Transcribe every line, keeping it exact.

·····

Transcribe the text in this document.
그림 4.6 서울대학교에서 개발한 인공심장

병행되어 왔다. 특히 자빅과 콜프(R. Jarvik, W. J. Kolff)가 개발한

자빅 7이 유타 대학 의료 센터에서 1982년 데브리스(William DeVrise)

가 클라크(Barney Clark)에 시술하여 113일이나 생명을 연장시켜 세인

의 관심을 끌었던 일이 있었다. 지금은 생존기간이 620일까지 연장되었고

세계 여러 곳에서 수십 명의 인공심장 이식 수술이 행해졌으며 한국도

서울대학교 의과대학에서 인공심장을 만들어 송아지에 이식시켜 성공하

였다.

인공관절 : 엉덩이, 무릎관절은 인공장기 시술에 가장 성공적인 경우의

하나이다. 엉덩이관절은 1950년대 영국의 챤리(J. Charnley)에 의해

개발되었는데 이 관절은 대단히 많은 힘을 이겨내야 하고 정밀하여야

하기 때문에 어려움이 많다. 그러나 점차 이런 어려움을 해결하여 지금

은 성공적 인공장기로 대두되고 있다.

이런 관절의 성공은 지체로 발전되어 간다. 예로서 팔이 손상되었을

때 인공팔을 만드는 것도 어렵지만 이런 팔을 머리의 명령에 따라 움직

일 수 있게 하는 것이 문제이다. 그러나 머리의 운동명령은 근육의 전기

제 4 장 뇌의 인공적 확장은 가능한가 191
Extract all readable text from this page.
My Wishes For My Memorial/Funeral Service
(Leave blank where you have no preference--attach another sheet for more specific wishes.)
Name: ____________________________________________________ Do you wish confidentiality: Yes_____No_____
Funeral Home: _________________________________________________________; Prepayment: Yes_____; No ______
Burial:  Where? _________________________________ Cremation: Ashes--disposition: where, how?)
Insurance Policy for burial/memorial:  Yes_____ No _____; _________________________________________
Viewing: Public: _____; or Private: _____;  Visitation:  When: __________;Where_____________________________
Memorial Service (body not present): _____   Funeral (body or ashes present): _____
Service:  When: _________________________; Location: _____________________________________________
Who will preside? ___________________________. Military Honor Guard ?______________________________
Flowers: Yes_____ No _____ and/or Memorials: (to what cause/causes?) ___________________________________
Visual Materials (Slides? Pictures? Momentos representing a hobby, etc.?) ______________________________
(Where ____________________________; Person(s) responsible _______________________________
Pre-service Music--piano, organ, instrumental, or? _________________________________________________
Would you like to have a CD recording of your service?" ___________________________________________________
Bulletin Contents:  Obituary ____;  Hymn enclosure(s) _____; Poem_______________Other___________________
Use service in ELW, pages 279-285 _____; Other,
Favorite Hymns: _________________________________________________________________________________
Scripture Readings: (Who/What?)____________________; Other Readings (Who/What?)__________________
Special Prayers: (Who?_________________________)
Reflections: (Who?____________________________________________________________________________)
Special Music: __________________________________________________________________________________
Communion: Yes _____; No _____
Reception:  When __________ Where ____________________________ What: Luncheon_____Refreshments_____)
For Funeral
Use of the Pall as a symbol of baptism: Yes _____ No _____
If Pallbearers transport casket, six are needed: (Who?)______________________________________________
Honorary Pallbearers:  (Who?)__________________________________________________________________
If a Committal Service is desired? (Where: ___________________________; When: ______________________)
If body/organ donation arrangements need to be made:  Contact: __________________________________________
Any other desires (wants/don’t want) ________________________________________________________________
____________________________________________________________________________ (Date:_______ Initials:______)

·····

→ **Result below**
Transcribe the text in this document.
그림 4.6 서울대학교에서 개발한 인공심장

병행되어 왔다. 특히 자빅과 콜프(R. Jarvik, W. J. Kolff)가 개발한

자빅 7이 유타 대학 의료 센터에서 1982년 데브리스(William DeVrise)

가 클라크(Barney Clark)에 시술하여 113일이나 생명을 연장시켜 세인

의 관심을 끌었던 일이 있었다. 지금은 생존기간이 620일까지 연장되었고

세계 여러 곳에서 수십 명의 인공심장 이식 수술이 행해졌으며 한국도

서울대학교 의과대학에서 인공심장을 만들어 송아지에 이식시켜 성공하

였다.

인공관절 : 엉덩이, 무릎관절은 인공장기 시술에 가장 성공적인 경우의

하나이다. 엉덩이관절은 1950년대 영국의 챤리(J. Charnley)에 의해

개발되었는데 이 관절은 대단히 많은 힘을 이겨내야 하고 정밀하여야

하기 때문에 어려움이 많다. 그러나 점차 이런 어려움을 해결하여 지금

은 성공적 인공장기로 대두되고 있다.

이런 관절의 성공은 지체로 발전되어 간다. 예로서 팔이 손상되었을

때 인공팔을 만드는 것도 어렵지만 이런 팔을 머리의 명령에 따라 움직

일 수 있게 하는 것이 문제이다. 그러나 머리의 운동명령은 근육의 전기

제 4 장 뇌의 인공적 확장은 가능한가 191
Extract all readable text from this page.
My Wishes For My Memorial/Funeral Service
(Leave blank where you have no preference--attach another sheet for more specific wishes.)
Name: ____________________________________________________ Do you wish confidentiality: Yes_____No_____
Funeral Home: _________________________________________________________; Prepayment: Yes_____; No ______
Burial:  Where? _________________________________ Cremation: Ashes--disposition: where, how?)
Insurance Policy for burial/memorial:  Yes_____ No _____; _________________________________________
Viewing: Public: _____; or Private: _____;  Visitation:  When: __________;Where_____________________________
Memorial Service (body not present): _____   Funeral (body or ashes present): _____
Service:  When: _________________________; Location: _____________________________________________
Who will preside? ___________________________. Military Honor Guard ?______________________________
Flowers: Yes_____ No _____ and/or Memorials: (to what cause/causes?) ___________________________________
Visual Materials (Slides? Pictures? Momentos representing a hobby, etc.?) ______________________________
(Where ____________________________; Person(s) responsible _______________________________
Pre-service Music--piano, organ, instrumental, or? _________________________________________________
Would you like to have a CD recording of your service?" ___________________________________________________
Bulletin Contents:  Obituary ____;  Hymn enclosure(s) _____; Poem_______________Other___________________
Use service in ELW, pages 279-285 _____; Other,
Favorite Hymns: _________________________________________________________________________________
Scripture Readings: (Who/What?)____________________; Other Readings (Who/What?)__________________
Special Prayers: (Who?_________________________)
Reflections: (Who?____________________________________________________________________________)
Special Music: __________________________________________________________________________________
Communion: Yes _____; No _____
Reception:  When __________ Where ____________________________ What: Luncheon_____Refreshments_____)
For Funeral
Use of the Pall as a symbol of baptism: Yes _____ No _____
If Pallbearers transport casket, six are needed: (Who?)______________________________________________
Honorary Pallbearers:  (Who?)__________________________________________________________________
If a Committal Service is desired? (Where: ___________________________; When: ______________________)
If body/organ donation arrangements need to be made:  Contact: __________________________________________
Any other desires (wants/don’t want) ________________________________________________________________
____________________________________________________________________________ (Date:_______ Initials:______)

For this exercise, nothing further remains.